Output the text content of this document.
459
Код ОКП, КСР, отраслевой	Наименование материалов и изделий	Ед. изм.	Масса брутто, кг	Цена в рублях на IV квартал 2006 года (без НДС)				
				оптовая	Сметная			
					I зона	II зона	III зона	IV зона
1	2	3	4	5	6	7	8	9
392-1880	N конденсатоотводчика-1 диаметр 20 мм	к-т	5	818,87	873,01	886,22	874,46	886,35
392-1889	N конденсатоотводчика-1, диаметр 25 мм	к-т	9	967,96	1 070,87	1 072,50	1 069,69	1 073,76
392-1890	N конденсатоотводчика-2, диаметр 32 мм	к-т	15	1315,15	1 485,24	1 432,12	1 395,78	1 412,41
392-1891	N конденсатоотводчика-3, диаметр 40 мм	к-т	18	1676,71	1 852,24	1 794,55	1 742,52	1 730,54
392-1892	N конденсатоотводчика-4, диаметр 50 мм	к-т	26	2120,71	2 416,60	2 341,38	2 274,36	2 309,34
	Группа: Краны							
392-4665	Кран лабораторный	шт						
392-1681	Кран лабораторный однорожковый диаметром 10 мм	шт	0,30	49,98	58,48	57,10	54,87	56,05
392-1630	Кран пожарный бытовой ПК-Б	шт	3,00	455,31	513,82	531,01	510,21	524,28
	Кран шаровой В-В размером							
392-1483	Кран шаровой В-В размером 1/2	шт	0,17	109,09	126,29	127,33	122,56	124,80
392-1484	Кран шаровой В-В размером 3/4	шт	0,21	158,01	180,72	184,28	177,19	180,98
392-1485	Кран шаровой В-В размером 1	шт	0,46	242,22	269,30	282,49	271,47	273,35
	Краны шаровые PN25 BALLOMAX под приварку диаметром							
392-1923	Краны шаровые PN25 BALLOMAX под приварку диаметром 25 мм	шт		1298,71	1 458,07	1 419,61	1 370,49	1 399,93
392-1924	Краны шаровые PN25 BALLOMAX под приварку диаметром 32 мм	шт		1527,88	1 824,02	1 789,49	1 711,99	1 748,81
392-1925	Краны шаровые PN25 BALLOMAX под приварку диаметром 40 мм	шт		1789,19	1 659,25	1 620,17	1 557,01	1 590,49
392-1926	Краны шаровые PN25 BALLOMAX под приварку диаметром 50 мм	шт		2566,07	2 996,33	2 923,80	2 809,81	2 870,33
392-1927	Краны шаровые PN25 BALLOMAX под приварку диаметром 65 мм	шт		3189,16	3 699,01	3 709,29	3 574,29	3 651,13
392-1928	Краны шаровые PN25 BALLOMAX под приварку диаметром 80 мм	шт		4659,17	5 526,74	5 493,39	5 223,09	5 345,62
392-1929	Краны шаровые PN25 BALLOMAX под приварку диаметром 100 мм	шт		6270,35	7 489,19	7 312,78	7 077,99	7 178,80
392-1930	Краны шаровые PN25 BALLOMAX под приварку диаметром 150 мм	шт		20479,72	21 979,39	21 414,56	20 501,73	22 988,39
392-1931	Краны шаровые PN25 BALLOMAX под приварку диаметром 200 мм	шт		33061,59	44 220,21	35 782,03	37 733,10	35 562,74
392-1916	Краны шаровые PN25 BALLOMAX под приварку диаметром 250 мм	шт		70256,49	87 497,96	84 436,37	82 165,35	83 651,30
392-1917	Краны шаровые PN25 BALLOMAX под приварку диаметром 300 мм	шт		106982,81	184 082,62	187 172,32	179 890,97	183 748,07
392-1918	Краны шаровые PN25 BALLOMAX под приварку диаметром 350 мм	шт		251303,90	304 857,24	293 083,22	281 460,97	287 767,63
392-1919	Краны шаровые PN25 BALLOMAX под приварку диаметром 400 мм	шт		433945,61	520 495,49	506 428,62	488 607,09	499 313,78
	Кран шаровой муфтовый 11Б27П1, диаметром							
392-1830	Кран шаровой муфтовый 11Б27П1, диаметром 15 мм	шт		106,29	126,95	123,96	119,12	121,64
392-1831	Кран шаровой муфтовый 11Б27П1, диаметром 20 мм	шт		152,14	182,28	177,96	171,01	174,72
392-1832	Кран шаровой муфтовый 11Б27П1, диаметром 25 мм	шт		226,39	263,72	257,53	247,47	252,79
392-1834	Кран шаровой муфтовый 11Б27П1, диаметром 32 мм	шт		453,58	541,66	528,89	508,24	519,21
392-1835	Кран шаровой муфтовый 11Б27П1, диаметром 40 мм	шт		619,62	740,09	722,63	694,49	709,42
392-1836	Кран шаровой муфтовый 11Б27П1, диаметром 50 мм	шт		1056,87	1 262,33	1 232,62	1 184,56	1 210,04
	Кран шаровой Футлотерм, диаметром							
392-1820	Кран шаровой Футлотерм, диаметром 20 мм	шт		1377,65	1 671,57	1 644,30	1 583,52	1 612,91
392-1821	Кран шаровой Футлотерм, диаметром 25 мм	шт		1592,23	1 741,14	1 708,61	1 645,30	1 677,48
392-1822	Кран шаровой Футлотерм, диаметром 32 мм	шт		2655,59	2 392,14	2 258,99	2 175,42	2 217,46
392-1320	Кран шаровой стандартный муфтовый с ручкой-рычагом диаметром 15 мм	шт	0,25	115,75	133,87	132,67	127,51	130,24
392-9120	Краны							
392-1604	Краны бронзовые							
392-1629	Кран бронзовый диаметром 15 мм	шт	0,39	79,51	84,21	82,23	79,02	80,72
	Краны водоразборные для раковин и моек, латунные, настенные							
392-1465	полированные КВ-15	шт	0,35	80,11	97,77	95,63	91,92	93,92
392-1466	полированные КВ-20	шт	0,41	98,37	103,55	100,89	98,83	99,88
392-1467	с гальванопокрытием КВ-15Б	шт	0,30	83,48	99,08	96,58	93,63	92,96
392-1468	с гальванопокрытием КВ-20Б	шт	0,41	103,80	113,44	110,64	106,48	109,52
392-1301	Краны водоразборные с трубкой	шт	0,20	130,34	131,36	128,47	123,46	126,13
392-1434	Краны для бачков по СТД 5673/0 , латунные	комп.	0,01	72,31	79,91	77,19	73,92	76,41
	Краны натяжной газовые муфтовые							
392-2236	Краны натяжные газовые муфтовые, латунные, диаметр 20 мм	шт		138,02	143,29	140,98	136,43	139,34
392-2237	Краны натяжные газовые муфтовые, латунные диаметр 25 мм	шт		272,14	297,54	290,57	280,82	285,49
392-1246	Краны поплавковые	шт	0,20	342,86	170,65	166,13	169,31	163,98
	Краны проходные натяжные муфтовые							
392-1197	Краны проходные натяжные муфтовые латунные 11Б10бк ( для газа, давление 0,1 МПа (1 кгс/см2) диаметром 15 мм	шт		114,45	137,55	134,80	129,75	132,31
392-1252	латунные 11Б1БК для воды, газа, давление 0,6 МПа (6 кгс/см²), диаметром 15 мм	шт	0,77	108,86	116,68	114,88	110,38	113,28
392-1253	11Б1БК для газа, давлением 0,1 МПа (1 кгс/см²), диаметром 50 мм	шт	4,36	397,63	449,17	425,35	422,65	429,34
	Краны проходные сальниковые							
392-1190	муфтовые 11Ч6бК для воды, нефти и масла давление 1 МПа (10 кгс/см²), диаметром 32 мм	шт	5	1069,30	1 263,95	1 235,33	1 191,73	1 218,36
#####
:: STATED EXERCISE ::
Search the data for "размером". Copy every line that has it.

:: RESPONSE TO THE EXERCISE ::
	Кран шаровой В-В размером							
392-1483	Кран шаровой В-В размером 1/2	шт	0,17	109,09	126,29	127,33	122,56	124,80
392-1484	Кран шаровой В-В размером 3/4	шт	0,21	158,01	180,72	184,28	177,19	180,98
392-1485	Кран шаровой В-В размером 1	шт	0,46	242,22	269,30	282,49	271,47	273,35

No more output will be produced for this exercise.